-------- STORED RECORDS

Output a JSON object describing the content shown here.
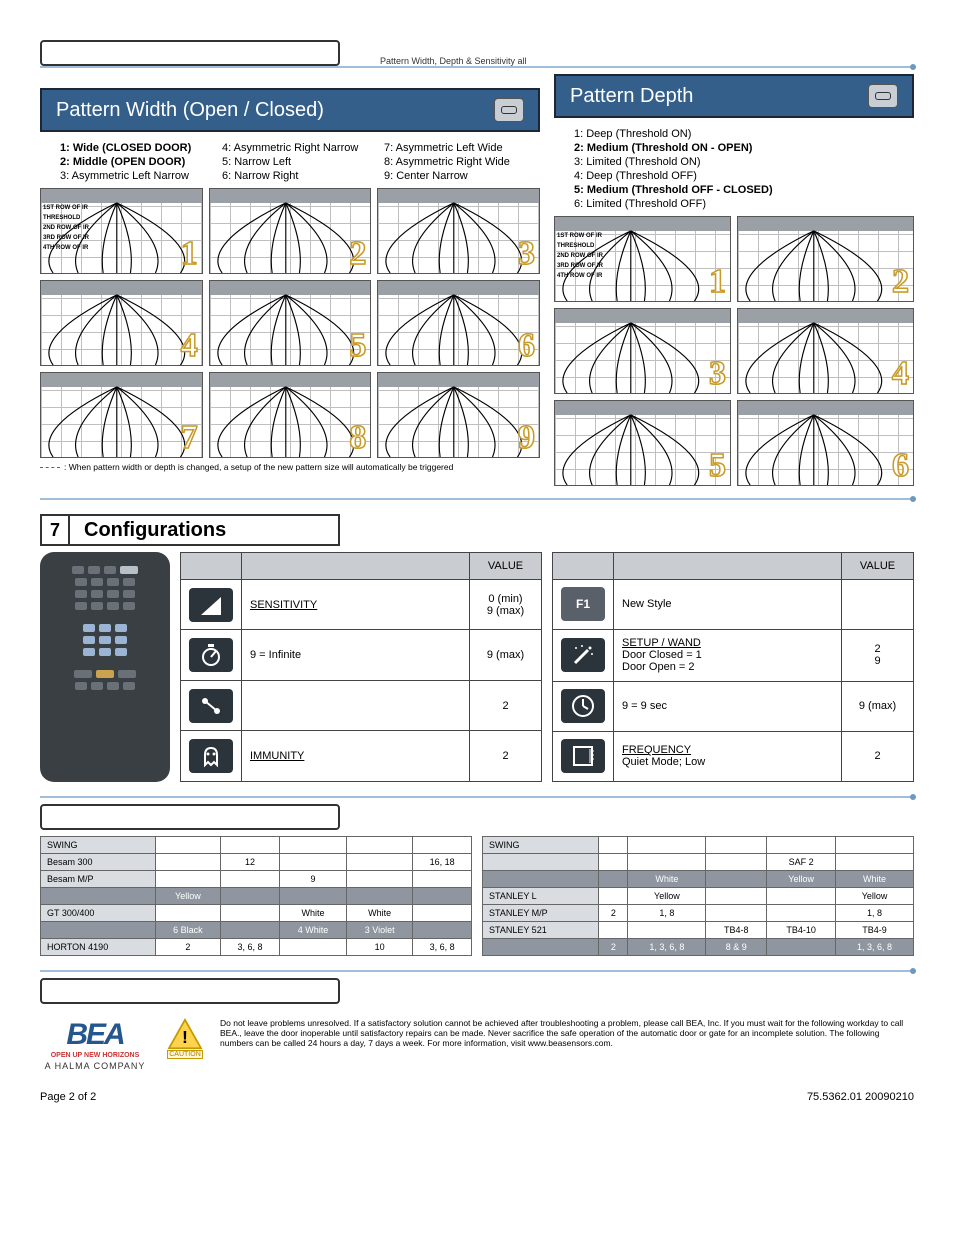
{
  "header_note": "Pattern Width, Depth & Sensitivity all",
  "pattern_width": {
    "title": "Pattern Width (Open / Closed)",
    "cols": [
      [
        "1:  Wide (CLOSED DOOR)",
        "2:  Middle (OPEN DOOR)",
        "3:  Asymmetric Left Narrow"
      ],
      [
        "4:  Asymmetric Right Narrow",
        "5:  Narrow Left",
        "6:  Narrow Right"
      ],
      [
        "7:  Asymmetric Left Wide",
        "8:  Asymmetric Right Wide",
        "9:  Center Narrow"
      ]
    ],
    "bold_idx": [
      0,
      1
    ],
    "row_labels": [
      "1ST ROW OF IR",
      "THRESHOLD",
      "2ND ROW OF IR",
      "3RD ROW OF IR",
      "4TH ROW OF IR"
    ],
    "footnote": ": When pattern width or depth is changed, a setup of the new pattern size will automatically be triggered"
  },
  "pattern_depth": {
    "title": "Pattern Depth",
    "items": [
      "1:  Deep (Threshold ON)",
      "2:  Medium (Threshold ON - OPEN)",
      "3:  Limited (Threshold ON)",
      "4:  Deep (Threshold OFF)",
      "5:  Medium (Threshold OFF - CLOSED)",
      "6:  Limited (Threshold OFF)"
    ],
    "bold_idx": [
      1,
      4
    ]
  },
  "config": {
    "num": "7",
    "title": "Configurations",
    "value_hdr": "VALUE",
    "left": [
      {
        "label": "SENSITIVITY",
        "under": true,
        "val": "0 (min)\n9 (max)",
        "icon": "tri"
      },
      {
        "label": "9 = Infinite",
        "under": false,
        "val": "9 (max)",
        "icon": "dial"
      },
      {
        "label": "",
        "under": false,
        "val": "2",
        "icon": "toggle"
      },
      {
        "label": "IMMUNITY",
        "under": true,
        "val": "2",
        "icon": "ghost"
      }
    ],
    "right": [
      {
        "label": "New Style",
        "under": false,
        "val": "",
        "icon": "F1",
        "text": "F1"
      },
      {
        "label": "SETUP / WAND\nDoor Closed = 1\nDoor Open = 2",
        "under": true,
        "val": "2\n9",
        "icon": "wand"
      },
      {
        "label": "9 = 9 sec",
        "under": false,
        "val": "9 (max)",
        "icon": "clock"
      },
      {
        "label": "FREQUENCY\n\nQuiet Mode; Low",
        "under": true,
        "val": "2",
        "icon": "door"
      }
    ]
  },
  "swing_left": {
    "hdr": "SWING",
    "rows": [
      [
        "Besam 300",
        "",
        "12",
        "",
        "",
        "16, 18"
      ],
      [
        "Besam M/P",
        "",
        "",
        "9",
        "",
        ""
      ],
      [
        "",
        "Yellow",
        "",
        "",
        "",
        ""
      ],
      [
        "GT 300/400",
        "",
        "",
        "White",
        "White",
        ""
      ],
      [
        "",
        "6 Black",
        "",
        "4 White",
        "3 Violet",
        ""
      ],
      [
        "HORTON 4190",
        "2",
        "3, 6, 8",
        "",
        "10",
        "3, 6, 8"
      ]
    ],
    "dark_rows": [
      2,
      4
    ]
  },
  "swing_right": {
    "hdr": "SWING",
    "rows": [
      [
        "",
        "",
        "",
        "",
        "SAF 2",
        ""
      ],
      [
        "",
        "",
        "White",
        "",
        "Yellow",
        "White"
      ],
      [
        "STANLEY L",
        "",
        "Yellow",
        "",
        "",
        "Yellow"
      ],
      [
        "STANLEY M/P",
        "2",
        "1, 8",
        "",
        "",
        "1, 8"
      ],
      [
        "STANLEY 521",
        "",
        "",
        "TB4-8",
        "TB4-10",
        "TB4-9"
      ],
      [
        "",
        "2",
        "1, 3, 6, 8",
        "8 & 9",
        "",
        "1, 3, 6, 8"
      ]
    ],
    "dark_rows": [
      1,
      5
    ]
  },
  "disclaimer": "Do not leave problems unresolved. If a satisfactory solution cannot be achieved after troubleshooting a problem, please call BEA, Inc.  If you must wait for the following workday to call BEA., leave the door inoperable until satisfactory repairs can be made.  Never sacrifice the safe operation of the automatic door or gate for an incomplete solution. The following numbers can be called 24 hours a day, 7 days a week.  For more information, visit www.beasensors.com.",
  "logo": {
    "name": "BEA",
    "tag": "OPEN UP NEW HORIZONS",
    "sub": "A HALMA COMPANY"
  },
  "caution": "CAUTION",
  "page_left": "Page 2 of 2",
  "page_right": "75.5362.01  20090210",
  "colors": {
    "accent": "#345f8a",
    "rule": "#a0bed9",
    "gold_stroke": "#c79a2a"
  }
}
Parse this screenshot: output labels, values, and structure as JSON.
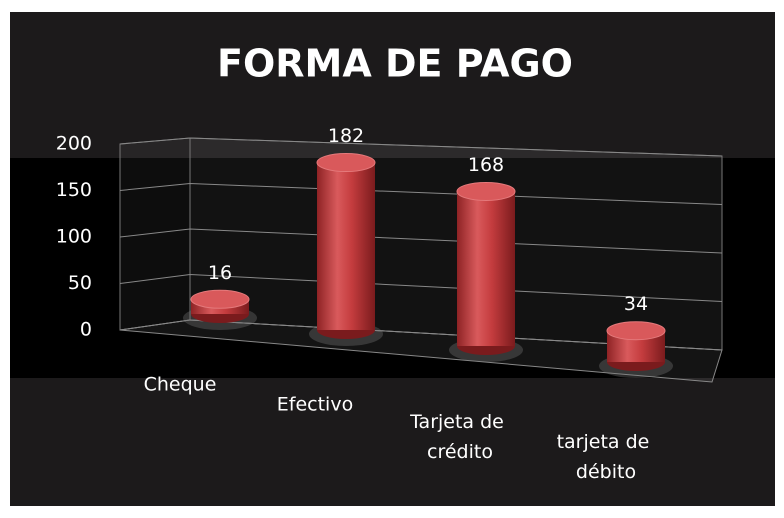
{
  "chart_data": {
    "type": "bar3d",
    "title": "FORMA DE PAGO",
    "categories": [
      "Cheque",
      "Efectivo",
      "Tarjeta de crédito",
      "tarjeta de débito"
    ],
    "values": [
      16,
      182,
      168,
      34
    ],
    "color": "#c43c3e",
    "ylim": [
      0,
      200
    ],
    "yticks": [
      0,
      50,
      100,
      150,
      200
    ],
    "grid": true
  }
}
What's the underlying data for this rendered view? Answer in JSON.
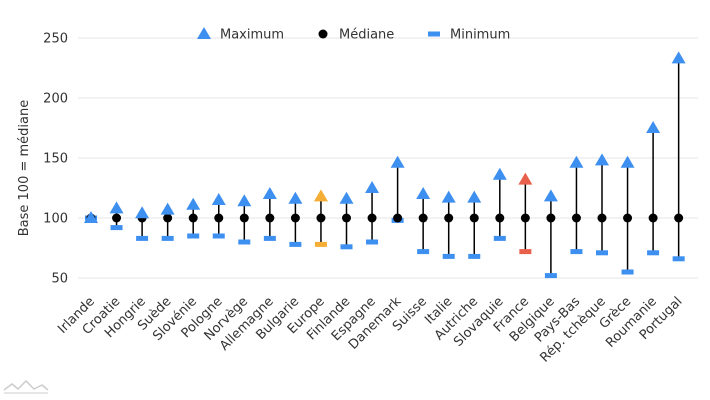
{
  "chart_data": {
    "type": "scatter",
    "ylabel": "Base 100 = médiane",
    "ylim": [
      40,
      250
    ],
    "yticks": [
      50,
      100,
      150,
      200,
      250
    ],
    "grid": true,
    "legend_position": "top",
    "legend": [
      {
        "key": "max",
        "label": "Maximum",
        "marker": "triangle"
      },
      {
        "key": "median",
        "label": "Médiane",
        "marker": "circle"
      },
      {
        "key": "min",
        "label": "Minimum",
        "marker": "dash"
      }
    ],
    "colors": {
      "default": "#3d8ff0",
      "median": "#000000",
      "highlight_europe": "#f5ae35",
      "highlight_france": "#e8604c",
      "grid": "#e6e6e6",
      "axis": "#333333"
    },
    "categories": [
      "Irlande",
      "Croatie",
      "Hongrie",
      "Suède",
      "Slovénie",
      "Pologne",
      "Norvège",
      "Allemagne",
      "Bulgarie",
      "Europe",
      "Finlande",
      "Espagne",
      "Danemark",
      "Suisse",
      "Italie",
      "Autriche",
      "Slovaquie",
      "France",
      "Belgique",
      "Pays-Bas",
      "Rép. tchèque",
      "Grèce",
      "Roumanie",
      "Portugal"
    ],
    "highlights": {
      "Europe": "highlight_europe",
      "France": "highlight_france"
    },
    "series": [
      {
        "key": "max",
        "name": "Maximum",
        "values": [
          100,
          108,
          104,
          107,
          111,
          115,
          114,
          120,
          116,
          118,
          116,
          125,
          146,
          120,
          117,
          117,
          136,
          132,
          118,
          146,
          148,
          146,
          175,
          233
        ]
      },
      {
        "key": "median",
        "name": "Médiane",
        "values": [
          100,
          100,
          100,
          100,
          100,
          100,
          100,
          100,
          100,
          100,
          100,
          100,
          100,
          100,
          100,
          100,
          100,
          100,
          100,
          100,
          100,
          100,
          100,
          100
        ]
      },
      {
        "key": "min",
        "name": "Minimum",
        "values": [
          100,
          92,
          83,
          83,
          85,
          85,
          80,
          83,
          78,
          78,
          76,
          80,
          98,
          72,
          68,
          68,
          83,
          72,
          52,
          72,
          71,
          55,
          71,
          66
        ]
      }
    ]
  }
}
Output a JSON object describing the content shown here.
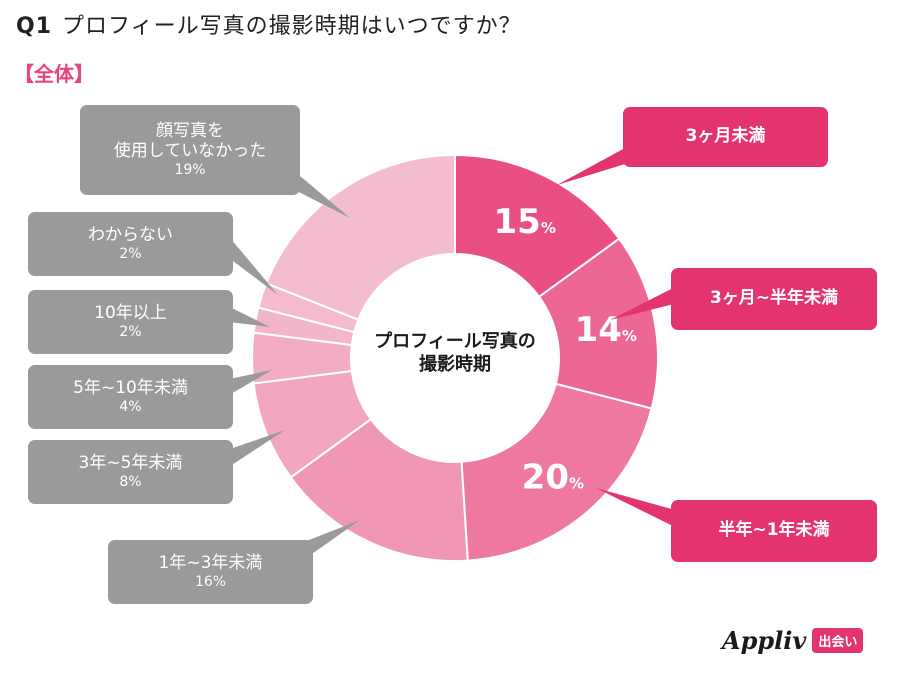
{
  "header": {
    "qnum": "Q1",
    "question": "プロフィール写真の撮影時期はいつですか？"
  },
  "subtitle": "【全体】",
  "center": {
    "line1": "プロフィール写真の",
    "line2": "撮影時期"
  },
  "logo": {
    "brand": "Appliv",
    "badge": "出会い"
  },
  "chart_data": {
    "type": "pie",
    "variant": "donut",
    "unit": "%",
    "slices": [
      {
        "label": "3ヶ月未満",
        "value": 15,
        "color": "#ea4f82"
      },
      {
        "label": "3ヶ月~半年未満",
        "value": 14,
        "color": "#ec6792"
      },
      {
        "label": "半年~1年未満",
        "value": 20,
        "color": "#ee78a0"
      },
      {
        "label": "1年~3年未満",
        "value": 16,
        "color": "#ef97b5"
      },
      {
        "label": "3年~5年未満",
        "value": 8,
        "color": "#f2a6bf"
      },
      {
        "label": "5年~10年未満",
        "value": 4,
        "color": "#f2adc4"
      },
      {
        "label": "10年以上",
        "value": 2,
        "color": "#f3b5ca"
      },
      {
        "label": "わからない",
        "value": 2,
        "color": "#f4bace"
      },
      {
        "label": "顔写真を使用していなかった",
        "value": 19,
        "color": "#f4bcd0"
      }
    ]
  },
  "callouts": [
    {
      "lines": [
        "3ヶ月未満"
      ],
      "pct": ""
    },
    {
      "lines": [
        "3ヶ月~半年未満"
      ],
      "pct": ""
    },
    {
      "lines": [
        "半年~1年未満"
      ],
      "pct": ""
    },
    {
      "lines": [
        "1年~3年未満"
      ],
      "pct": "16%"
    },
    {
      "lines": [
        "3年~5年未満"
      ],
      "pct": "8%"
    },
    {
      "lines": [
        "5年~10年未満"
      ],
      "pct": "4%"
    },
    {
      "lines": [
        "10年以上"
      ],
      "pct": "2%"
    },
    {
      "lines": [
        "わからない"
      ],
      "pct": "2%"
    },
    {
      "lines": [
        "顔写真を",
        "使用していなかった"
      ],
      "pct": "19%"
    }
  ]
}
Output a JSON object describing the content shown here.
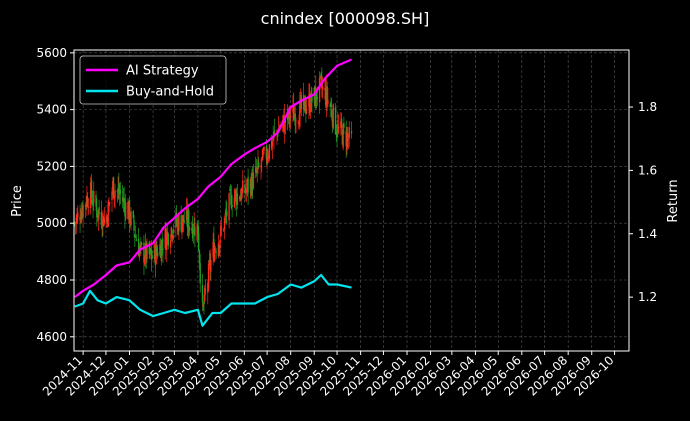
{
  "chart_data": {
    "type": "line",
    "title": "cnindex [000098.SH]",
    "xlabel": "",
    "ylabel": "Price",
    "y2label": "Return",
    "background": "#000000",
    "grid": true,
    "legend_position": "top-left",
    "x_ticks": [
      "2024-11",
      "2024-12",
      "2025-01",
      "2025-02",
      "2025-03",
      "2025-04",
      "2025-05",
      "2025-06",
      "2025-07",
      "2025-08",
      "2025-09",
      "2025-10",
      "2025-11",
      "2025-12",
      "2026-01",
      "2026-02",
      "2026-03",
      "2026-04",
      "2026-05",
      "2026-06",
      "2026-07",
      "2026-08",
      "2026-09",
      "2026-10"
    ],
    "xlim": [
      "2024-10-20",
      "2026-10-20"
    ],
    "ylim": [
      4550,
      5610
    ],
    "y_ticks": [
      4600,
      4800,
      5000,
      5200,
      5400,
      5600
    ],
    "y2lim": [
      1.03,
      1.98
    ],
    "y2_ticks": [
      1.2,
      1.4,
      1.6,
      1.8
    ],
    "series": [
      {
        "name": "AI Strategy",
        "axis": "right",
        "color": "#ff00ff",
        "x": [
          "2024-10-21",
          "2024-11-01",
          "2024-11-15",
          "2024-12-01",
          "2024-12-15",
          "2025-01-01",
          "2025-01-15",
          "2025-02-01",
          "2025-02-15",
          "2025-03-01",
          "2025-03-15",
          "2025-04-01",
          "2025-04-15",
          "2025-05-01",
          "2025-05-15",
          "2025-06-01",
          "2025-06-15",
          "2025-07-01",
          "2025-07-15",
          "2025-08-01",
          "2025-08-15",
          "2025-09-01",
          "2025-09-15",
          "2025-10-01",
          "2025-10-20"
        ],
        "values": [
          1.2,
          1.22,
          1.24,
          1.27,
          1.3,
          1.31,
          1.35,
          1.37,
          1.42,
          1.45,
          1.48,
          1.51,
          1.55,
          1.58,
          1.62,
          1.65,
          1.67,
          1.69,
          1.72,
          1.8,
          1.82,
          1.84,
          1.89,
          1.93,
          1.95
        ]
      },
      {
        "name": "Buy-and-Hold",
        "axis": "right",
        "color": "#00e5ee",
        "x": [
          "2024-10-21",
          "2024-11-01",
          "2024-11-10",
          "2024-11-20",
          "2024-12-01",
          "2024-12-15",
          "2025-01-01",
          "2025-01-15",
          "2025-02-01",
          "2025-02-15",
          "2025-03-01",
          "2025-03-15",
          "2025-04-01",
          "2025-04-07",
          "2025-04-20",
          "2025-05-01",
          "2025-05-15",
          "2025-06-01",
          "2025-06-15",
          "2025-07-01",
          "2025-07-15",
          "2025-08-01",
          "2025-08-15",
          "2025-09-01",
          "2025-09-10",
          "2025-09-20",
          "2025-10-01",
          "2025-10-20"
        ],
        "values": [
          1.17,
          1.18,
          1.22,
          1.19,
          1.18,
          1.2,
          1.19,
          1.16,
          1.14,
          1.15,
          1.16,
          1.15,
          1.16,
          1.11,
          1.15,
          1.15,
          1.18,
          1.18,
          1.18,
          1.2,
          1.21,
          1.24,
          1.23,
          1.25,
          1.27,
          1.24,
          1.24,
          1.23
        ]
      },
      {
        "name": "",
        "axis": "left",
        "kind": "candlestick",
        "color": "#ff2a1a",
        "color_down": "#22a022",
        "x": [
          "2024-10-21",
          "2024-11-01",
          "2024-11-10",
          "2024-11-20",
          "2024-12-01",
          "2024-12-10",
          "2024-12-20",
          "2025-01-01",
          "2025-01-15",
          "2025-02-01",
          "2025-02-15",
          "2025-03-01",
          "2025-03-15",
          "2025-04-01",
          "2025-04-07",
          "2025-04-20",
          "2025-05-01",
          "2025-05-15",
          "2025-06-01",
          "2025-06-15",
          "2025-07-01",
          "2025-07-15",
          "2025-08-01",
          "2025-08-15",
          "2025-09-01",
          "2025-09-10",
          "2025-09-20",
          "2025-10-01",
          "2025-10-20"
        ],
        "values": [
          5000,
          5060,
          5110,
          5040,
          5010,
          5130,
          5100,
          5030,
          4900,
          4880,
          4940,
          5000,
          5010,
          4980,
          4680,
          4900,
          4960,
          5090,
          5110,
          5160,
          5250,
          5330,
          5380,
          5400,
          5440,
          5480,
          5430,
          5330,
          5290
        ]
      }
    ]
  }
}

----------------

YOUR OBJECTIVE: From the listing above, copy every line that holds the string "grid".

REPLY TO THE EXERCISE:
    "grid": true
    "grid": true,
      "grid": "#e6e6e6",
    "grid": true,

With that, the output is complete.